:: WHAT YOU SHOULD DO ::
Convert the lines in the entries below, from the line containing "tellingskrets-label: Tellingskrets nr." up to and including the line containing "skjema-nr-value: 5 xyxy=(906,443,937,499)", into a JSON list of strings with one string per line, omitting any blank lines.

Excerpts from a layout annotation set

::::

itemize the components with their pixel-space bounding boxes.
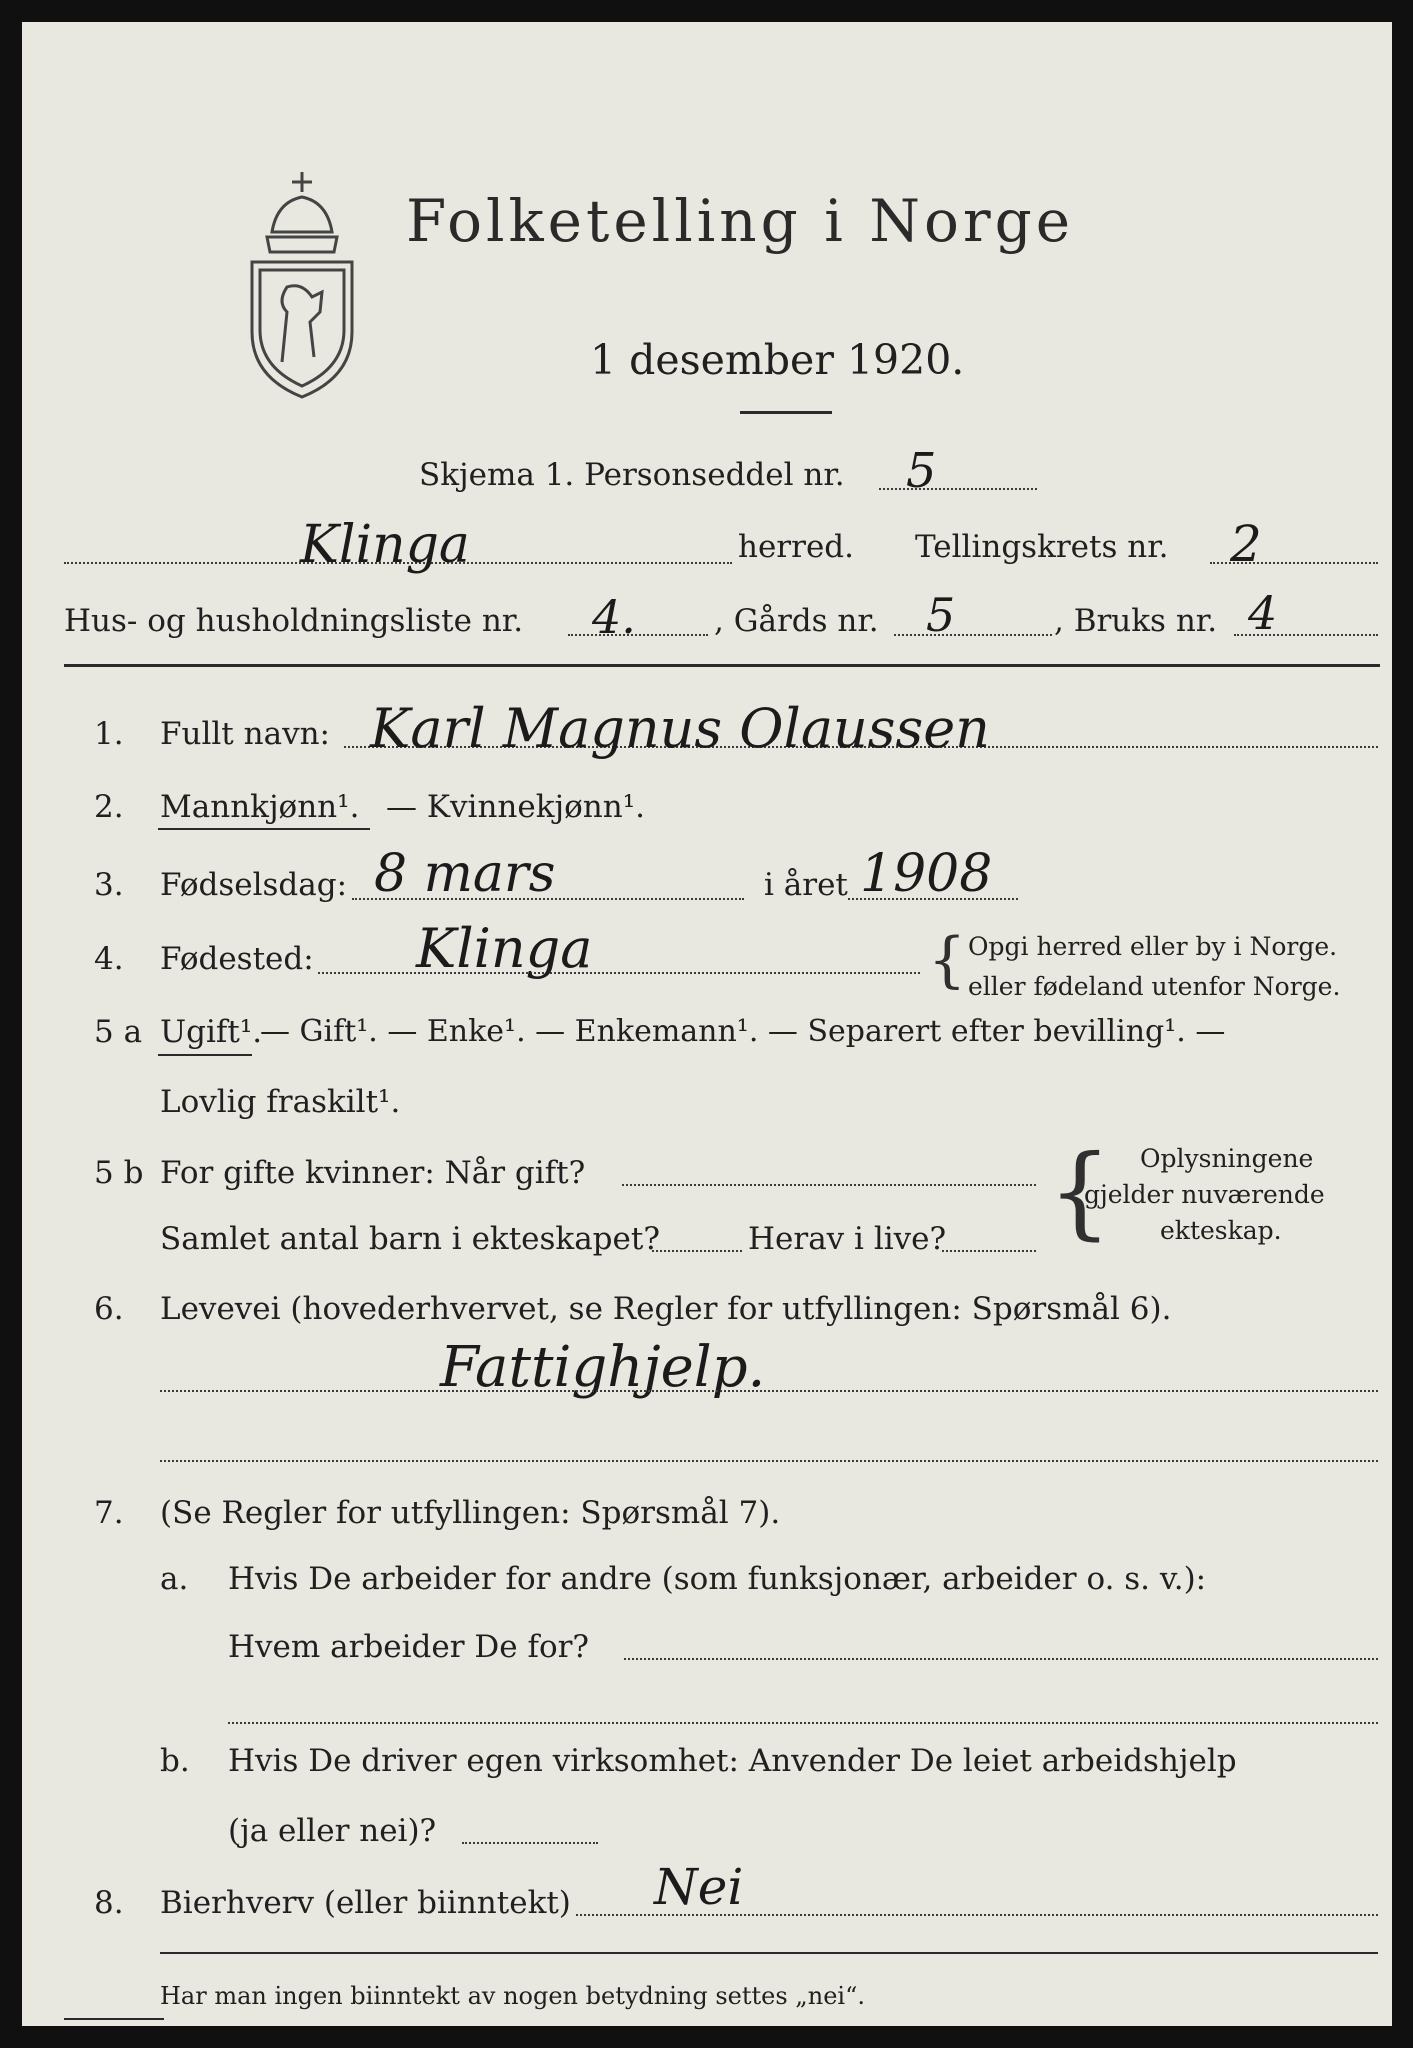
tellingskrets-label: Tellingskrets nr. xyxy=(915,529,1169,565)
header-divider xyxy=(64,664,1380,667)
liste-label: Hus- og husholdningsliste nr. xyxy=(64,603,524,639)
q7-label: (Se Regler for utfyllingen: Spørsmål 7). xyxy=(160,1495,781,1531)
q5b-label-1: For gifte kvinner: Når gift? xyxy=(160,1155,586,1191)
q3-number: 3. xyxy=(94,867,124,903)
footer-divider xyxy=(160,1952,1378,1954)
year-label: i året xyxy=(764,867,848,903)
census-form xyxy=(22,22,1392,2026)
q5b-brace: { xyxy=(1048,1133,1112,1250)
q5b-note-2: gjelder nuværende xyxy=(1084,1180,1325,1209)
skjema-nr-value: 5 xyxy=(906,443,937,499)
q4-note-1: Opgi herred eller by i Norge. xyxy=(968,932,1338,961)
full-name-value: Karl Magnus Olaussen xyxy=(370,697,990,760)
q5b-number: 5 b xyxy=(94,1155,144,1191)
q4-brace: { xyxy=(928,925,967,995)
male-underline xyxy=(158,828,370,830)
q7a-letter: a. xyxy=(160,1561,189,1597)
q8-number: 8. xyxy=(94,1885,124,1921)
form-title: Folketelling i Norge xyxy=(406,187,1075,255)
q7b-label: Hvis De driver egen virksomhet: Anvender De leiet arbeidshjelp xyxy=(228,1743,1237,1779)
q1-label: Fullt navn: xyxy=(160,716,330,752)
q5b-note-1: Oplysningene xyxy=(1140,1144,1314,1173)
married-when-field[interactable] xyxy=(622,1184,1036,1186)
census-date: 1 desember 1920. xyxy=(590,336,965,384)
q5b-label-3: Herav i live? xyxy=(748,1221,947,1257)
title-divider xyxy=(740,411,832,414)
gards-label: , Gårds nr. xyxy=(714,603,879,639)
tellingskrets-value: 2 xyxy=(1230,515,1262,573)
herred-value: Klinga xyxy=(300,515,470,575)
gards-field[interactable] xyxy=(894,634,1052,636)
occupation-field-2[interactable] xyxy=(160,1460,1378,1462)
marital-options[interactable]: — Gift¹. — Enke¹. — Enkemann¹. — Separert efter bevilling¹. — xyxy=(260,1014,1226,1049)
birth-year-value: 1908 xyxy=(860,844,993,904)
skjema-nr-field[interactable] xyxy=(879,488,1037,490)
bottom-left-rule xyxy=(64,2018,164,2020)
employer-field-1[interactable] xyxy=(624,1658,1378,1660)
bruks-value: 4 xyxy=(1248,586,1278,640)
male-option[interactable]: Mannkjønn¹. xyxy=(160,789,360,825)
q5b-note-3: ekteskap. xyxy=(1160,1216,1282,1245)
divorced-option[interactable]: Lovlig fraskilt¹. xyxy=(160,1084,401,1120)
q6-number: 6. xyxy=(94,1291,124,1327)
q7b-letter: b. xyxy=(160,1743,190,1779)
unmarried-option[interactable]: Ugift¹. xyxy=(160,1014,263,1050)
q7b-label-2: (ja eller nei)? xyxy=(228,1813,437,1849)
hired-help-field[interactable] xyxy=(462,1842,598,1844)
gards-value: 5 xyxy=(926,588,956,642)
birthplace-field[interactable] xyxy=(318,972,920,974)
children-alive-field[interactable] xyxy=(942,1250,1036,1252)
occupation-field-1[interactable] xyxy=(160,1390,1378,1392)
female-option[interactable]: — Kvinnekjønn¹. xyxy=(386,789,645,825)
side-income-value: Nei xyxy=(654,1858,744,1916)
q3-label: Fødselsdag: xyxy=(160,867,348,903)
q7a-label: Hvis De arbeider for andre (som funksjonær, arbeider o. s. v.): xyxy=(228,1561,1207,1597)
q5b-label-2: Samlet antal barn i ekteskapet? xyxy=(160,1221,660,1257)
liste-nr-field[interactable] xyxy=(568,634,708,636)
occupation-value: Fattighjelp. xyxy=(440,1335,766,1400)
q5a-number: 5 a xyxy=(94,1014,143,1050)
q1-number: 1. xyxy=(94,716,124,752)
herred-label: herred. xyxy=(738,529,854,565)
q4-label: Fødested: xyxy=(160,941,314,977)
q7a-label-2: Hvem arbeider De for? xyxy=(228,1629,590,1665)
q2-number: 2. xyxy=(94,789,124,825)
q6-label: Levevei (hovederhvervet, se Regler for utfyllingen: Spørsmål 6). xyxy=(160,1291,1172,1327)
q8-label: Bierhverv (eller biinntekt) xyxy=(160,1885,571,1921)
q4-note-2: eller fødeland utenfor Norge. xyxy=(968,972,1341,1001)
q4-number: 4. xyxy=(94,941,124,977)
skjema-label: Skjema 1. Personseddel nr. xyxy=(419,457,845,493)
birthday-value: 8 mars xyxy=(374,844,556,904)
coat-of-arms-icon xyxy=(232,162,372,402)
liste-nr-value: 4. xyxy=(592,590,636,644)
birthplace-value: Klinga xyxy=(416,917,593,980)
bruks-label: , Bruks nr. xyxy=(1054,603,1218,639)
unmarried-underline xyxy=(158,1054,252,1056)
footer-note: Har man ingen biinntekt av nogen betydning settes „nei“. xyxy=(160,1982,865,2010)
employer-field-2[interactable] xyxy=(228,1722,1378,1724)
q7-number: 7. xyxy=(94,1495,124,1531)
children-count-field[interactable] xyxy=(652,1250,742,1252)
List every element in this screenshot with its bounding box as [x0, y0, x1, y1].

::::

:: TASK OUTPUT ::
[
  "tellingskrets-label: Tellingskrets nr. xyxy=(915,529,1169,565)",
  "header-divider xyxy=(64,664,1380,667)",
  "liste-label: Hus- og husholdningsliste nr. xyxy=(64,603,524,639)",
  "q7-label: (Se Regler for utfyllingen: Spørsmål 7). xyxy=(160,1495,781,1531)",
  "q5b-label-1: For gifte kvinner: Når gift? xyxy=(160,1155,586,1191)",
  "q3-number: 3. xyxy=(94,867,124,903)",
  "footer-divider xyxy=(160,1952,1378,1954)",
  "year-label: i året xyxy=(764,867,848,903)",
  "census-form xyxy=(22,22,1392,2026)",
  "q5b-brace: { xyxy=(1048,1133,1112,1250)",
  "q5b-note-2: gjelder nuværende xyxy=(1084,1180,1325,1209)",
  "skjema-nr-value: 5 xyxy=(906,443,937,499)"
]